Copy each line where the word "Ownership" occurs.

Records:
********

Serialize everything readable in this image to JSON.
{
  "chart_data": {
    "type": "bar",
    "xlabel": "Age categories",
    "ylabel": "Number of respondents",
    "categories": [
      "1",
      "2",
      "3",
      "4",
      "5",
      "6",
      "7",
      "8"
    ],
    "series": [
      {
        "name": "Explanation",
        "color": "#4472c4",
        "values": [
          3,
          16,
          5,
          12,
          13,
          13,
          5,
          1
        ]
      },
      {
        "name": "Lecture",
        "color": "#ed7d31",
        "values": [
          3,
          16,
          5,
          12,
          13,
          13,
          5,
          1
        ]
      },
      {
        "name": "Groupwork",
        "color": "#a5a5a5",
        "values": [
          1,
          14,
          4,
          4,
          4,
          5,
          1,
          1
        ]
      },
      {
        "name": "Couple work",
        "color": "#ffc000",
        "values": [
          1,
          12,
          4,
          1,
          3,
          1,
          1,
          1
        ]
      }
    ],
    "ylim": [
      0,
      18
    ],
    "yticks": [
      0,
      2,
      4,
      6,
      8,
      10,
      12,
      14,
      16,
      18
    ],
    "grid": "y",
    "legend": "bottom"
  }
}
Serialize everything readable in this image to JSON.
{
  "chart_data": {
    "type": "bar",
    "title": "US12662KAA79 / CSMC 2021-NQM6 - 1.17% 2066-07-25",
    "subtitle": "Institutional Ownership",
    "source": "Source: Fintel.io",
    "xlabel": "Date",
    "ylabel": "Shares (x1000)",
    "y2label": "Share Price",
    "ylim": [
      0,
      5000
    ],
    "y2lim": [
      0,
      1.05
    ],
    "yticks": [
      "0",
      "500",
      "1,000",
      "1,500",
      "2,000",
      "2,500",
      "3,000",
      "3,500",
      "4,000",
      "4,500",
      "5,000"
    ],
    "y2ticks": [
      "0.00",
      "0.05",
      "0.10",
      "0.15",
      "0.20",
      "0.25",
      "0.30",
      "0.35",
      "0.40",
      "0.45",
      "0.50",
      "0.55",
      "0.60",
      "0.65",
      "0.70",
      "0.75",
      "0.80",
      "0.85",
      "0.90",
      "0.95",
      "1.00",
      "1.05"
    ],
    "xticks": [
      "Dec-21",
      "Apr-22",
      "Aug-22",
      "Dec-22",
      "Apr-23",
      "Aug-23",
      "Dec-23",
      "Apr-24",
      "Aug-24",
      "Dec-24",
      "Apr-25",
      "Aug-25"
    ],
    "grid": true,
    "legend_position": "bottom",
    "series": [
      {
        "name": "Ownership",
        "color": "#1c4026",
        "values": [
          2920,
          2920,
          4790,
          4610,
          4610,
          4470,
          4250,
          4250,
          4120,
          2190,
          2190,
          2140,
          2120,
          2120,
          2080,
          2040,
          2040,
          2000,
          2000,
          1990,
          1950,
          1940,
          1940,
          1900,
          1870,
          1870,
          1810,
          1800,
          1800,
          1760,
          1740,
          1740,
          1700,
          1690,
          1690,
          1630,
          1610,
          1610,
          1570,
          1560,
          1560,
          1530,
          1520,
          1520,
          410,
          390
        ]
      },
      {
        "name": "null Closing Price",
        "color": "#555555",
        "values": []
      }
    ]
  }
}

********

## OUTPUT OF THE TASK:
    "subtitle": "Institutional Ownership",
        "name": "Ownership",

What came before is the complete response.